> _WHAT IS EXPECTED_
Your task is to transcribe all of the records exactly and leave out the pictures.

[Dataset entries on figures]
......
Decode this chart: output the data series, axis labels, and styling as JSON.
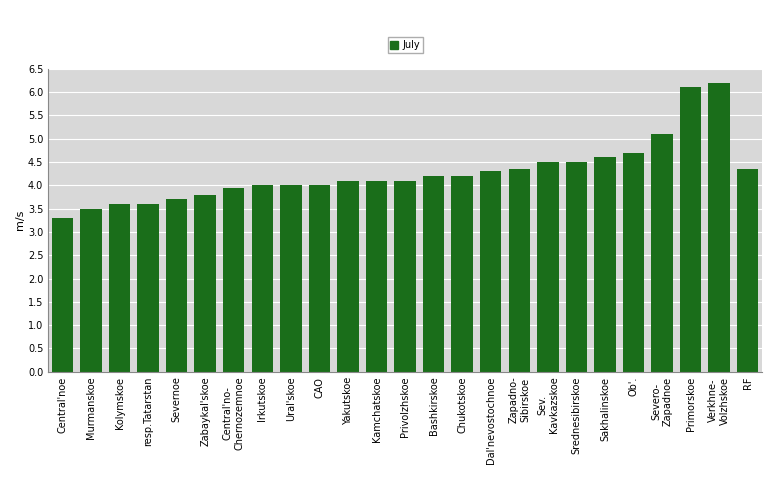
{
  "categories": [
    "Central'noe",
    "Murmanskoe",
    "Kolymskoe",
    "resp.Tatarstan",
    "Severnoe",
    "Zabaykal'skoe",
    "Central'no-\nChernozemnoe",
    "Irkutskoe",
    "Ural'skoe",
    "CAO",
    "Yakutskoe",
    "Kamchatskoe",
    "Privolzhskoe",
    "Bashkirskoe",
    "Chukotskoe",
    "Dal'nevostochnoe",
    "Zapadno-\nSibirskoe",
    "Sev.\nKavkazskoe",
    "Srednesibirskoe",
    "Sakhalinskoe",
    "Ob'.",
    "Severo-\nZapadnoe",
    "Primorskoe",
    "Verkhne-\nVolzhskoe",
    "RF"
  ],
  "values": [
    3.3,
    3.5,
    3.6,
    3.6,
    3.7,
    3.8,
    3.95,
    4.0,
    4.0,
    4.0,
    4.1,
    4.1,
    4.1,
    4.2,
    4.2,
    4.3,
    4.35,
    4.5,
    4.5,
    4.6,
    4.7,
    5.1,
    6.1,
    6.2,
    4.35
  ],
  "bar_color": "#1a6e1a",
  "ylabel": "m/s",
  "ylim": [
    0,
    6.5
  ],
  "yticks": [
    0,
    0.5,
    1.0,
    1.5,
    2.0,
    2.5,
    3.0,
    3.5,
    4.0,
    4.5,
    5.0,
    5.5,
    6.0,
    6.5
  ],
  "legend_label": "July",
  "legend_color": "#1a6e1a",
  "fig_bg_color": "#ffffff",
  "ax_bg_color": "#d8d8d8",
  "grid_color": "#ffffff",
  "label_fontsize": 7,
  "ylabel_fontsize": 8,
  "legend_fontsize": 7,
  "bar_width": 0.75
}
......
> _RESPONSE TO THE TASK_
Decode this chart: output the data series, axis labels, and styling as JSON.
{
  "categories": [
    "Central'noe",
    "Murmanskoe",
    "Kolymskoe",
    "resp.Tatarstan",
    "Severnoe",
    "Zabaykal'skoe",
    "Central'no-\nChernozemnoe",
    "Irkutskoe",
    "Ural'skoe",
    "CAO",
    "Yakutskoe",
    "Kamchatskoe",
    "Privolzhskoe",
    "Bashkirskoe",
    "Chukotskoe",
    "Dal'nevostochnoe",
    "Zapadno-\nSibirskoe",
    "Sev.\nKavkazskoe",
    "Srednesibirskoe",
    "Sakhalinskoe",
    "Ob'.",
    "Severo-\nZapadnoe",
    "Primorskoe",
    "Verkhne-\nVolzhskoe",
    "RF"
  ],
  "values": [
    3.3,
    3.5,
    3.6,
    3.6,
    3.7,
    3.8,
    3.95,
    4.0,
    4.0,
    4.0,
    4.1,
    4.1,
    4.1,
    4.2,
    4.2,
    4.3,
    4.35,
    4.5,
    4.5,
    4.6,
    4.7,
    5.1,
    6.1,
    6.2,
    4.35
  ],
  "bar_color": "#1a6e1a",
  "ylabel": "m/s",
  "ylim": [
    0,
    6.5
  ],
  "yticks": [
    0,
    0.5,
    1.0,
    1.5,
    2.0,
    2.5,
    3.0,
    3.5,
    4.0,
    4.5,
    5.0,
    5.5,
    6.0,
    6.5
  ],
  "legend_label": "July",
  "legend_color": "#1a6e1a",
  "fig_bg_color": "#ffffff",
  "ax_bg_color": "#d8d8d8",
  "grid_color": "#ffffff",
  "label_fontsize": 7,
  "ylabel_fontsize": 8,
  "legend_fontsize": 7,
  "bar_width": 0.75
}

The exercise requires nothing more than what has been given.